= GOAL OF THE EXERCISE =
Each line of the listing that contains the word "Nurses" is to be copied.

= GIVEN RECORDS =

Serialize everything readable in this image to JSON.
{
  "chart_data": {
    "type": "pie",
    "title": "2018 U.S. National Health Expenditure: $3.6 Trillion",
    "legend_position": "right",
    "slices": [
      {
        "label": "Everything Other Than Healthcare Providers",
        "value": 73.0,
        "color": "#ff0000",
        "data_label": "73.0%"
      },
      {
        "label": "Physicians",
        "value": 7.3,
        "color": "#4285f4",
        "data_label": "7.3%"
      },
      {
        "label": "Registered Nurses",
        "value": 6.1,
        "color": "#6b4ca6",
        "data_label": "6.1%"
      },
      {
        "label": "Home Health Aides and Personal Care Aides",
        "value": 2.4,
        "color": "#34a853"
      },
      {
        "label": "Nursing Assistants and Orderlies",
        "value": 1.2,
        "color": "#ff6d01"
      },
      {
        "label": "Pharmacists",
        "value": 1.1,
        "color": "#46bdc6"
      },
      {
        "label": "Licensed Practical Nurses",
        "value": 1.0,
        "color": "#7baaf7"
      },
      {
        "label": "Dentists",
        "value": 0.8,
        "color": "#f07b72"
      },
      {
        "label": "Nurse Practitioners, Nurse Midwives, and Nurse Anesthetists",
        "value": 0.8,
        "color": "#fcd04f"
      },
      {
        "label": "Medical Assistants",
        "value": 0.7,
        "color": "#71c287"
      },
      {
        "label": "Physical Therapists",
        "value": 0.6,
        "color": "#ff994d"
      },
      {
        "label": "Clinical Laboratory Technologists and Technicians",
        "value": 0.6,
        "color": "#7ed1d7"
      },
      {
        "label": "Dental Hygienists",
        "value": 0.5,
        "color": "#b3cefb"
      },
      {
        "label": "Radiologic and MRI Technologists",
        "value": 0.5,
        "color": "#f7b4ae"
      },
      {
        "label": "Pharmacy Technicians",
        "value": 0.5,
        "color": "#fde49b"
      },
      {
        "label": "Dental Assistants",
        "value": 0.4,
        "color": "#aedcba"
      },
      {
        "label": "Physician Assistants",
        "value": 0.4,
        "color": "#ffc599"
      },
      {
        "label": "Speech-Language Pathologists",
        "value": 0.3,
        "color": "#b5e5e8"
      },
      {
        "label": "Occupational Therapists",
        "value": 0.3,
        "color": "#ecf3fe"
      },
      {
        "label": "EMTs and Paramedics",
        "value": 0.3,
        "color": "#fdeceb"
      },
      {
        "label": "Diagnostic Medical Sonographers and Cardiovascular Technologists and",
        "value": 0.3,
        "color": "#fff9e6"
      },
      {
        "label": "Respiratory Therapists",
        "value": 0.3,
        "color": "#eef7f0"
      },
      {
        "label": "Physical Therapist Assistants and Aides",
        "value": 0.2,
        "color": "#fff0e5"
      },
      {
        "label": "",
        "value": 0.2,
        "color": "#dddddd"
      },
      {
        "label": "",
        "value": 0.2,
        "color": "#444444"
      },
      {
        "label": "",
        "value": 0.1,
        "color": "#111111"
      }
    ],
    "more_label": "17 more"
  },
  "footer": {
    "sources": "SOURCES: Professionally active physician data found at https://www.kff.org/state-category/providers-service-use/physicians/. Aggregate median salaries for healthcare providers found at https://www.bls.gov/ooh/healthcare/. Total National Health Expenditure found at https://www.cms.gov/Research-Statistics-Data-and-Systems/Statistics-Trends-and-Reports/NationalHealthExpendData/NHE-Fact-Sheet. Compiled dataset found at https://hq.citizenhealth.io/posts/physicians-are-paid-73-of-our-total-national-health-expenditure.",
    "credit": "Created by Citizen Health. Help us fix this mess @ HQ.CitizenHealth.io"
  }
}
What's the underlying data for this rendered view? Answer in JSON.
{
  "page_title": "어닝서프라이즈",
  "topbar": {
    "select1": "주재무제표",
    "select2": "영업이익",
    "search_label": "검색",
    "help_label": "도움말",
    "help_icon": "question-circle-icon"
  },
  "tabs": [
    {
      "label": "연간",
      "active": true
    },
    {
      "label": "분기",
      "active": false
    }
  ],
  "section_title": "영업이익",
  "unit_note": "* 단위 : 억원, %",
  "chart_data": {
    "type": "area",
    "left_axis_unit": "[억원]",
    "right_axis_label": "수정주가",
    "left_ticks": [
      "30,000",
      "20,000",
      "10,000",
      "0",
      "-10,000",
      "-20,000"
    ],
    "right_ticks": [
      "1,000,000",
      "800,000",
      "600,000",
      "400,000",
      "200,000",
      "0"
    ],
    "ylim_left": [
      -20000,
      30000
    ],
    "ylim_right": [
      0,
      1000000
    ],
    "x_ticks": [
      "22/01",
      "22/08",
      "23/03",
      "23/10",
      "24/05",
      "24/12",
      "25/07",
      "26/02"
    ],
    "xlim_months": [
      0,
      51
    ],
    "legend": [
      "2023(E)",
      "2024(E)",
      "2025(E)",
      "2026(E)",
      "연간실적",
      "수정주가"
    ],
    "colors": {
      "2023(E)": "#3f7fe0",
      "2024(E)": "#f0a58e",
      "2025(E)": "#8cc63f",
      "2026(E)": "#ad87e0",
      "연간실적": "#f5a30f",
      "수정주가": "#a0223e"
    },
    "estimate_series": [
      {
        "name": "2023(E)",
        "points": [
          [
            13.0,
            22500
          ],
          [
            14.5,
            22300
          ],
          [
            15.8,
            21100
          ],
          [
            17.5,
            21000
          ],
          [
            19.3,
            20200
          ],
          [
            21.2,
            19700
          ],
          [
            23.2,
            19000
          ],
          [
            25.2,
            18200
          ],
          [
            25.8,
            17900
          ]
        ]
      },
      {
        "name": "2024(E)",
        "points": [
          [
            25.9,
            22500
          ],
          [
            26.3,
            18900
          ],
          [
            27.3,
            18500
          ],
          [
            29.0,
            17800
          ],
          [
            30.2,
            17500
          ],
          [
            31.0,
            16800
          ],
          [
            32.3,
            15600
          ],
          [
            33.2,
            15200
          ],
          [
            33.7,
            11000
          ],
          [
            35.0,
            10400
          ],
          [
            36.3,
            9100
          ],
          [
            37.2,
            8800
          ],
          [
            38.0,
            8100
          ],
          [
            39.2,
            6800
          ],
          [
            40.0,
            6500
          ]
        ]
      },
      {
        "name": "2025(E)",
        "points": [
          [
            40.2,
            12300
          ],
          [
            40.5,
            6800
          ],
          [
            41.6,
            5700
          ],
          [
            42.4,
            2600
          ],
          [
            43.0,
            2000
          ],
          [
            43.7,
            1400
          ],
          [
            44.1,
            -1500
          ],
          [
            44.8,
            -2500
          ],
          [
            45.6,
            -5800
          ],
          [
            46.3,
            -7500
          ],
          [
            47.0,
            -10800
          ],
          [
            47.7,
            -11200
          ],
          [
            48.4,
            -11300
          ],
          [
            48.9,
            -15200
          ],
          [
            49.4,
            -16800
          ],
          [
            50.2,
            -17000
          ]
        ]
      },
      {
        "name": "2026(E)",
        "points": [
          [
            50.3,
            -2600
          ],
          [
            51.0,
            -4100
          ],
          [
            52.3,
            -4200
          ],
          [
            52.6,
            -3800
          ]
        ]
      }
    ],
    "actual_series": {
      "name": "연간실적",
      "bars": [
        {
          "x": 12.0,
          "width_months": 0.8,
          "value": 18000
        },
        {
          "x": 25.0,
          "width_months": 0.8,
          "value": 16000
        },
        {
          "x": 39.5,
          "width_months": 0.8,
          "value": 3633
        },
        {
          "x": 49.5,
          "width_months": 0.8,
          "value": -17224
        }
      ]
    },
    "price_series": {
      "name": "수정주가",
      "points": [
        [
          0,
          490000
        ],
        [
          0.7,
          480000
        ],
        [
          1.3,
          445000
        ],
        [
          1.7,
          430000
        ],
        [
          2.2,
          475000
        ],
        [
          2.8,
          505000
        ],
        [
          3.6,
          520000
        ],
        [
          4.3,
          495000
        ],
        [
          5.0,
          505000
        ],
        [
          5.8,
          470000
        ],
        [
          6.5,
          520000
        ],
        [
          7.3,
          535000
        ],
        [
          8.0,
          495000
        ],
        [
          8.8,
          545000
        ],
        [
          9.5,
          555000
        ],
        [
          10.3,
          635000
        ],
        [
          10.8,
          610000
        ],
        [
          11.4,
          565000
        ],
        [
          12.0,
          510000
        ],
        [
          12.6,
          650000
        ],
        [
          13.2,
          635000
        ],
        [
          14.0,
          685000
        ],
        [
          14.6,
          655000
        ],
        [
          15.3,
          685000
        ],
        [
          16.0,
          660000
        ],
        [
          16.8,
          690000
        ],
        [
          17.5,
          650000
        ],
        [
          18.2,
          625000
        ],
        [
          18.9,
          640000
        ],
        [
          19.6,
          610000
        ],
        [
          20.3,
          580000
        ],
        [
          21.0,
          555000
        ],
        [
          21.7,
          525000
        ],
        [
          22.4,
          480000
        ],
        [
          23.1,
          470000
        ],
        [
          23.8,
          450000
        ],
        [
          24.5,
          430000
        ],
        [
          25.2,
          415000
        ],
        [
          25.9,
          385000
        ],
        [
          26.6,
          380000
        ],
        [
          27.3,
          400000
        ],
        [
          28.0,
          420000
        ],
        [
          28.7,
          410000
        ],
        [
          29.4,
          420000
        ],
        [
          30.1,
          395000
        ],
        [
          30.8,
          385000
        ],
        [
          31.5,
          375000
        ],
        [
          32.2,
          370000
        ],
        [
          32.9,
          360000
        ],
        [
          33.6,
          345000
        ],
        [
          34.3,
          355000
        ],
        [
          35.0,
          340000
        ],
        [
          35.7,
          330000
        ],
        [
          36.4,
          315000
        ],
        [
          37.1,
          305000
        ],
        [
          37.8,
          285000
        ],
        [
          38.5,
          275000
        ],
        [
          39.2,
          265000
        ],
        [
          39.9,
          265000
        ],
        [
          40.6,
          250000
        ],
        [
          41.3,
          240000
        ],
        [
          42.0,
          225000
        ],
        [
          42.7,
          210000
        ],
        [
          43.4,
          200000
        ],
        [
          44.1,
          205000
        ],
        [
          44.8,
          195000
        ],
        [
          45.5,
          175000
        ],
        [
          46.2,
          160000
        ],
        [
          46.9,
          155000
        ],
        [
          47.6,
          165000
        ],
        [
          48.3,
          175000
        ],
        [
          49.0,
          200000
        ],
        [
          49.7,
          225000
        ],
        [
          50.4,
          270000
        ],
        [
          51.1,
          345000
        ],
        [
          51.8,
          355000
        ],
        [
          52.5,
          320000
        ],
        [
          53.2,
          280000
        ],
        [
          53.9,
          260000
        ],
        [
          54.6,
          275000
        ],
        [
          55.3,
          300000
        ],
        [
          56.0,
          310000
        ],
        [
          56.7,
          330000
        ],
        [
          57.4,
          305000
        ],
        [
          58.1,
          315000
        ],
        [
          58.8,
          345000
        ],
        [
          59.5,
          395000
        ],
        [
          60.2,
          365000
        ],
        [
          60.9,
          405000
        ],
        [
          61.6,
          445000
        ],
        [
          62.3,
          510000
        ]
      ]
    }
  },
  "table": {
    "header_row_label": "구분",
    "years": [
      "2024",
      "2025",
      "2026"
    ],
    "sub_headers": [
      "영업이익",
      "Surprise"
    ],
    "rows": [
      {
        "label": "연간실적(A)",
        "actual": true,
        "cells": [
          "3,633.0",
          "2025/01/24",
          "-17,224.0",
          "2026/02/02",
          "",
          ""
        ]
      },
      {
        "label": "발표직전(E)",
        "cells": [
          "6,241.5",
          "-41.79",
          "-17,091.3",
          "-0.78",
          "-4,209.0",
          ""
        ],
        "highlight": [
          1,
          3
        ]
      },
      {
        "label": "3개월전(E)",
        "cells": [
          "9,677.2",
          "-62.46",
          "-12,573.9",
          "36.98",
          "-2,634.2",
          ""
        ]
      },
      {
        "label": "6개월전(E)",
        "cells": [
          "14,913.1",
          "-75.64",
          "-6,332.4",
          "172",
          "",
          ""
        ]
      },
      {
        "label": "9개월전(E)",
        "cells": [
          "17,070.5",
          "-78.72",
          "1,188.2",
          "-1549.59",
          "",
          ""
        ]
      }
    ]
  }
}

= SOLUTION TO THIS TASK =
        "label": "Registered Nurses",
        "label": "Licensed Practical Nurses",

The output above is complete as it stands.